- **Exercise directions**
Each line should be copied exactly.

- **Information shown**

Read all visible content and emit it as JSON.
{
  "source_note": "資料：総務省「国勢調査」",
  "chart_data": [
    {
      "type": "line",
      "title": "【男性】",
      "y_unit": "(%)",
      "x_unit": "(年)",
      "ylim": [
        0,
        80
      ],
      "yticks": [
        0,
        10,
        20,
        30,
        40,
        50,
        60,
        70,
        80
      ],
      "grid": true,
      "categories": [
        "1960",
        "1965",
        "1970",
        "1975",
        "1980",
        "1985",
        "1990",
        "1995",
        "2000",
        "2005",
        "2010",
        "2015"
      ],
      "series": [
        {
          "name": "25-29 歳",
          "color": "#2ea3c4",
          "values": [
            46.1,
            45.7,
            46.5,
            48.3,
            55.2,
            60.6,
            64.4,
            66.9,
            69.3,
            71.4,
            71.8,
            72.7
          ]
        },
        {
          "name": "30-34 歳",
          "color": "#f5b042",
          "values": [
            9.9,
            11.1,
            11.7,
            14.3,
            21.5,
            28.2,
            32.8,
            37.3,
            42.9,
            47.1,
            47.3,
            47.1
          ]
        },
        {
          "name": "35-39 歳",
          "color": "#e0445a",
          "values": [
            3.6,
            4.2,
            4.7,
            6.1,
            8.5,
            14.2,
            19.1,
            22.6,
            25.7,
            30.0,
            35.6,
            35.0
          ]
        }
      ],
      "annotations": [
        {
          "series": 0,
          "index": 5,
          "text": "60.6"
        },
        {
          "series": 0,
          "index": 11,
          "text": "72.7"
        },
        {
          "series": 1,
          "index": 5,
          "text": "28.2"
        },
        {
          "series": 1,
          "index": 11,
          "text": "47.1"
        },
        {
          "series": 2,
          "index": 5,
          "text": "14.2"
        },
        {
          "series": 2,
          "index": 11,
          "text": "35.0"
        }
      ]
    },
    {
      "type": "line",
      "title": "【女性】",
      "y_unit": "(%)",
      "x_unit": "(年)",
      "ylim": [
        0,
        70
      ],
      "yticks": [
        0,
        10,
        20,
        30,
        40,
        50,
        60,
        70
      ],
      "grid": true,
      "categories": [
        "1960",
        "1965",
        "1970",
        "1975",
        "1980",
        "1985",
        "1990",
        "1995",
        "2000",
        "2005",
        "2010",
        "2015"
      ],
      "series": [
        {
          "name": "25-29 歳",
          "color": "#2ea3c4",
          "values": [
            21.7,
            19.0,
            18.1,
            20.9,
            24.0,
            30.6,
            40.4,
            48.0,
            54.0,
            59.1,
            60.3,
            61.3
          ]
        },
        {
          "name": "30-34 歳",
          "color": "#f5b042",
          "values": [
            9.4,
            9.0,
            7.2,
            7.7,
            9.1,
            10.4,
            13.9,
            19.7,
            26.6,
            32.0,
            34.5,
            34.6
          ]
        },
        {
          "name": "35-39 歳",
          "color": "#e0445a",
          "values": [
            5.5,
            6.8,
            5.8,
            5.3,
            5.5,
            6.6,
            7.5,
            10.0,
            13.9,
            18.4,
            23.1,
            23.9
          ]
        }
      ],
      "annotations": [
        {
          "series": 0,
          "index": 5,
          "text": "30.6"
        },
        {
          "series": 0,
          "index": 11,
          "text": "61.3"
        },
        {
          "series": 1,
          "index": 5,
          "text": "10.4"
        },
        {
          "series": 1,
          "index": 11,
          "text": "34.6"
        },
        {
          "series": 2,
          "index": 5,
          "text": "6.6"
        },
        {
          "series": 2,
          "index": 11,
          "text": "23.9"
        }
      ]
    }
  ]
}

- **Right answer**
Read all visible content and emit it as JSON.
{
  "source_note": "資料：総務省「国勢調査」",
  "chart_data": [
    {
      "type": "line",
      "title": "【男性】",
      "y_unit": "(%)",
      "x_unit": "(年)",
      "ylim": [
        0,
        80
      ],
      "yticks": [
        0,
        10,
        20,
        30,
        40,
        50,
        60,
        70,
        80
      ],
      "grid": true,
      "categories": [
        "1960",
        "1965",
        "1970",
        "1975",
        "1980",
        "1985",
        "1990",
        "1995",
        "2000",
        "2005",
        "2010",
        "2015"
      ],
      "series": [
        {
          "name": "25-29 歳",
          "color": "#2ea3c4",
          "values": [
            46.1,
            45.7,
            46.5,
            48.3,
            55.2,
            60.6,
            64.4,
            66.9,
            69.3,
            71.4,
            71.8,
            72.7
          ]
        },
        {
          "name": "30-34 歳",
          "color": "#f5b042",
          "values": [
            9.9,
            11.1,
            11.7,
            14.3,
            21.5,
            28.2,
            32.8,
            37.3,
            42.9,
            47.1,
            47.3,
            47.1
          ]
        },
        {
          "name": "35-39 歳",
          "color": "#e0445a",
          "values": [
            3.6,
            4.2,
            4.7,
            6.1,
            8.5,
            14.2,
            19.1,
            22.6,
            25.7,
            30.0,
            35.6,
            35.0
          ]
        }
      ],
      "annotations": [
        {
          "series": 0,
          "index": 5,
          "text": "60.6"
        },
        {
          "series": 0,
          "index": 11,
          "text": "72.7"
        },
        {
          "series": 1,
          "index": 5,
          "text": "28.2"
        },
        {
          "series": 1,
          "index": 11,
          "text": "47.1"
        },
        {
          "series": 2,
          "index": 5,
          "text": "14.2"
        },
        {
          "series": 2,
          "index": 11,
          "text": "35.0"
        }
      ]
    },
    {
      "type": "line",
      "title": "【女性】",
      "y_unit": "(%)",
      "x_unit": "(年)",
      "ylim": [
        0,
        70
      ],
      "yticks": [
        0,
        10,
        20,
        30,
        40,
        50,
        60,
        70
      ],
      "grid": true,
      "categories": [
        "1960",
        "1965",
        "1970",
        "1975",
        "1980",
        "1985",
        "1990",
        "1995",
        "2000",
        "2005",
        "2010",
        "2015"
      ],
      "series": [
        {
          "name": "25-29 歳",
          "color": "#2ea3c4",
          "values": [
            21.7,
            19.0,
            18.1,
            20.9,
            24.0,
            30.6,
            40.4,
            48.0,
            54.0,
            59.1,
            60.3,
            61.3
          ]
        },
        {
          "name": "30-34 歳",
          "color": "#f5b042",
          "values": [
            9.4,
            9.0,
            7.2,
            7.7,
            9.1,
            10.4,
            13.9,
            19.7,
            26.6,
            32.0,
            34.5,
            34.6
          ]
        },
        {
          "name": "35-39 歳",
          "color": "#e0445a",
          "values": [
            5.5,
            6.8,
            5.8,
            5.3,
            5.5,
            6.6,
            7.5,
            10.0,
            13.9,
            18.4,
            23.1,
            23.9
          ]
        }
      ],
      "annotations": [
        {
          "series": 0,
          "index": 5,
          "text": "30.6"
        },
        {
          "series": 0,
          "index": 11,
          "text": "61.3"
        },
        {
          "series": 1,
          "index": 5,
          "text": "10.4"
        },
        {
          "series": 1,
          "index": 11,
          "text": "34.6"
        },
        {
          "series": 2,
          "index": 5,
          "text": "6.6"
        },
        {
          "series": 2,
          "index": 11,
          "text": "23.9"
        }
      ]
    }
  ]
}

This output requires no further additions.